§ DIRECTIONS FOR THIS TASK
Give the listing again character for character, but drop the images.

[Data tied to figure images]
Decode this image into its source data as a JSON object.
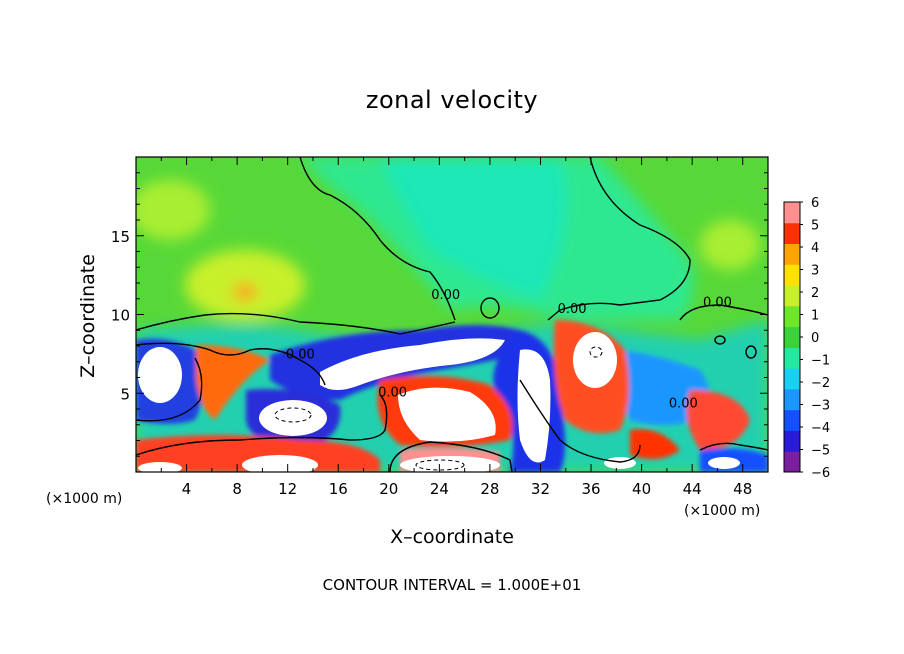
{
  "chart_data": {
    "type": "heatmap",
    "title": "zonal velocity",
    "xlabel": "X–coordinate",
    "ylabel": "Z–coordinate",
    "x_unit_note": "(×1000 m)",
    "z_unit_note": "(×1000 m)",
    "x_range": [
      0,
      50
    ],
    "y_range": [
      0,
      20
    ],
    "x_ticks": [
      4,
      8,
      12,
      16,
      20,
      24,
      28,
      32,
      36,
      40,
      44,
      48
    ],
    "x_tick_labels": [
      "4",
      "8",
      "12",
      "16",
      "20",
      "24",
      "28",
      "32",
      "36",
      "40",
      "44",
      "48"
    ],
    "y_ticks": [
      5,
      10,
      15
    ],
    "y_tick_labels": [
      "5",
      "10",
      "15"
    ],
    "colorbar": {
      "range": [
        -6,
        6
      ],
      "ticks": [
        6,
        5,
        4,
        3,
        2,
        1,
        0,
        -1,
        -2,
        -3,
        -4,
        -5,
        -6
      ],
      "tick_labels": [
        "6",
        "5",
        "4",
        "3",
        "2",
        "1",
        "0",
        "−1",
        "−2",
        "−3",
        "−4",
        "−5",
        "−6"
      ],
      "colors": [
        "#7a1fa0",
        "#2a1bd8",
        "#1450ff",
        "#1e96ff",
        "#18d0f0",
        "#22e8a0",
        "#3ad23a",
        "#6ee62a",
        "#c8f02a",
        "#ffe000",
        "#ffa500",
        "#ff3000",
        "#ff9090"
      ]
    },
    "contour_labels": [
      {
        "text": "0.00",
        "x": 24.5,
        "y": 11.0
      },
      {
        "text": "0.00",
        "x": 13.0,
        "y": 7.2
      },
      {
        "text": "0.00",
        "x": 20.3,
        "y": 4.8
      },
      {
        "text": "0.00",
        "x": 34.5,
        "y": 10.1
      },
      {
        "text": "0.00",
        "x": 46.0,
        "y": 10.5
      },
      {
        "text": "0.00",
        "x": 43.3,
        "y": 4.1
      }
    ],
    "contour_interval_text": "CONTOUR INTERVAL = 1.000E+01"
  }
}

§ SOLVED PROBLEM
Decode this image into its source data as a JSON object.
{
  "chart_data": {
    "type": "heatmap",
    "title": "zonal velocity",
    "xlabel": "X–coordinate",
    "ylabel": "Z–coordinate",
    "x_unit_note": "(×1000 m)",
    "z_unit_note": "(×1000 m)",
    "x_range": [
      0,
      50
    ],
    "y_range": [
      0,
      20
    ],
    "x_ticks": [
      4,
      8,
      12,
      16,
      20,
      24,
      28,
      32,
      36,
      40,
      44,
      48
    ],
    "x_tick_labels": [
      "4",
      "8",
      "12",
      "16",
      "20",
      "24",
      "28",
      "32",
      "36",
      "40",
      "44",
      "48"
    ],
    "y_ticks": [
      5,
      10,
      15
    ],
    "y_tick_labels": [
      "5",
      "10",
      "15"
    ],
    "colorbar": {
      "range": [
        -6,
        6
      ],
      "ticks": [
        6,
        5,
        4,
        3,
        2,
        1,
        0,
        -1,
        -2,
        -3,
        -4,
        -5,
        -6
      ],
      "tick_labels": [
        "6",
        "5",
        "4",
        "3",
        "2",
        "1",
        "0",
        "−1",
        "−2",
        "−3",
        "−4",
        "−5",
        "−6"
      ],
      "colors": [
        "#7a1fa0",
        "#2a1bd8",
        "#1450ff",
        "#1e96ff",
        "#18d0f0",
        "#22e8a0",
        "#3ad23a",
        "#6ee62a",
        "#c8f02a",
        "#ffe000",
        "#ffa500",
        "#ff3000",
        "#ff9090"
      ]
    },
    "contour_labels": [
      {
        "text": "0.00",
        "x": 24.5,
        "y": 11.0
      },
      {
        "text": "0.00",
        "x": 13.0,
        "y": 7.2
      },
      {
        "text": "0.00",
        "x": 20.3,
        "y": 4.8
      },
      {
        "text": "0.00",
        "x": 34.5,
        "y": 10.1
      },
      {
        "text": "0.00",
        "x": 46.0,
        "y": 10.5
      },
      {
        "text": "0.00",
        "x": 43.3,
        "y": 4.1
      }
    ],
    "contour_interval_text": "CONTOUR INTERVAL = 1.000E+01"
  }
}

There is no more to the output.